## [Exercícios propostos]
• a. Imprima o trecho do texto sobre equiparação hospitalar, começando em "Para fins de" e seguindo até "pode ser positiva.".
• b. Com base no texto sobre equiparação hospitalar, responda:
(i) Qual órgão reconhece a equiparação hospitalar como estratégia legítima?
(ii) Qual é a base de presunção aplicada a serviços em geral, como consultas médicas?
(iii) Em que artigo e lei se apoia a redução dos percentuais?

## [Texto base]
☆ ☆ ☆ ☆

No intricado universo da tributação brasileira, onde cada percentual pode representar significativa diferença no resultado financeiro de uma empresa, a possibilidade de clínicas oftalmológicas se beneficiarem da chamada “equiparação hospitalar” merece atenção especial. Trata-se de uma estratégia legítima e reconhecida pela Receita Federal, capaz de reduzir a carga tributária incidente sobre os lucros presumidos dessas clínicas — desde que certos requisitos sejam cumpridos com rigor.
Para fins de apuração do Imposto de Renda da Pessoa Jurídica (IRPJ) e da Contribuição Social sobre o Lucro Líquido (CSLL) no regime de lucro presumido, a legislação brasileira estabelece alíquotas diferenciadas para a base de cálculo conforme a atividade econômica exercida. Serviços em geral, como consultas médicas, têm a base de presunção de 32%. Já os chamados serviços hospitalares podem aplicar um percentual significativamente menor: 8% para o IRPJ e 12% para a CSLL.
Essa redução encontra respaldo no art. 15 da Lei nº 9.249/1995 e é detalhada na Solução de Consulta COSIT nº 145/2018, vinculante no âmbito da Receita Federal. O cerne da questão, portanto, é saber se uma clínica oftalmológica pode ser considerada prestadora de “serviços hospitalares” — e a resposta, ao contrário do que muitos imaginam, pode ser positiva.

☆ ☆ ☆ ☆

## [Listagem fornecida]
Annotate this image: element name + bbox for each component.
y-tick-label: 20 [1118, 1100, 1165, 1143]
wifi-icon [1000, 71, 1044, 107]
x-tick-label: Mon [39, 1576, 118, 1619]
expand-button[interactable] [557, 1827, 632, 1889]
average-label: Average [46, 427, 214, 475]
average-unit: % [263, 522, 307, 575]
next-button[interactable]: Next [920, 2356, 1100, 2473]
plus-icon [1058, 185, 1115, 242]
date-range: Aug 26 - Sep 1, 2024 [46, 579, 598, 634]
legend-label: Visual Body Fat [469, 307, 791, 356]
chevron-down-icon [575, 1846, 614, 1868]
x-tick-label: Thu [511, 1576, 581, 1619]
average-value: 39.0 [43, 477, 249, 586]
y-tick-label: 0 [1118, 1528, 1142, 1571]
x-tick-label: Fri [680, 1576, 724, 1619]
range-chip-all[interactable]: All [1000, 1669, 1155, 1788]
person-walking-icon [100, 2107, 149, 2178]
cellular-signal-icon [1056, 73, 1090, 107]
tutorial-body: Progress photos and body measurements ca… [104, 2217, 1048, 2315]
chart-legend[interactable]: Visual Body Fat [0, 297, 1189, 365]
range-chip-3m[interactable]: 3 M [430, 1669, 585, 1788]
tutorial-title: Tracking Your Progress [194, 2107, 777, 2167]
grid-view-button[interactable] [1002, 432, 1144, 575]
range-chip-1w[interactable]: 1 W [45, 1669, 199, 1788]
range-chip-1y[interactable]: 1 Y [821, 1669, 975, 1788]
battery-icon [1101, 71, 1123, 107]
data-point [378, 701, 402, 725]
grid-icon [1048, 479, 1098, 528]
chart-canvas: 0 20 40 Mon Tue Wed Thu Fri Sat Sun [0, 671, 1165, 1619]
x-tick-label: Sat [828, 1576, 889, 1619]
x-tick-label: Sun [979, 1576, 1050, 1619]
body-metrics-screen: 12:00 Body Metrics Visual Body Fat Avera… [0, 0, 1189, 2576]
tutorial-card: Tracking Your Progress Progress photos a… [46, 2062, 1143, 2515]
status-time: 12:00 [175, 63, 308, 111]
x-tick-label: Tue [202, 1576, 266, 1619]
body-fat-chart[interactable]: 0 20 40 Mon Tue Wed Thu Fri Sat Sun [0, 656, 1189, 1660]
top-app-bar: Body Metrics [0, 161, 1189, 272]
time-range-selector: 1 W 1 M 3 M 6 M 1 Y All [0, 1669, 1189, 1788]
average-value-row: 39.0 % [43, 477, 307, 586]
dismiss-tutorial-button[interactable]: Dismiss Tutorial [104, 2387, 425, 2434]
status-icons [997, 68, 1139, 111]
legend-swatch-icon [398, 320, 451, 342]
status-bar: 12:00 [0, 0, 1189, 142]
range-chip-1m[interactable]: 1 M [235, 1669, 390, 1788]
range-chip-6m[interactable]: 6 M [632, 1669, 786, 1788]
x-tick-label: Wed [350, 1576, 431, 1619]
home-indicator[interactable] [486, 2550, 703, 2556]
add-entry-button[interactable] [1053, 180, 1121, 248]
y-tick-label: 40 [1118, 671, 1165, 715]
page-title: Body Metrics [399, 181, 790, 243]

☆ ☆ ☆ ☆

## [Gabarito]
• a.
Para fins de apuração do Imposto de Renda da Pessoa Jurídica (IRPJ) e da Contribuição Social sobre o Lucro Líquido (CSLL) no regime de lucro presumido, a legislação brasileira estabelece alíquotas diferenciadas para a base de cálculo conforme a atividade econômica exercida. Serviços em geral, como consultas médicas, têm a base de presunção de 32%. Já os chamados serviços hospitalares podem aplicar um percentual significativamente menor: 8% para o IRPJ e 12% para a CSLL.
Essa redução encontra respaldo no art. 15 da Lei nº 9.249/1995 e é detalhada na Solução de Consulta COSIT nº 145/2018, vinculante no âmbito da Receita Federal. O cerne da questão, portanto, é saber se uma clínica oftalmológica pode ser considerada prestadora de “serviços hospitalares” — e a resposta, ao contrário do que muitos imaginam, pode ser positiva.

• b.
(i) A Receita Federal.
(ii) 32%.
(iii) No art. 15 da Lei nº 9.249/1995.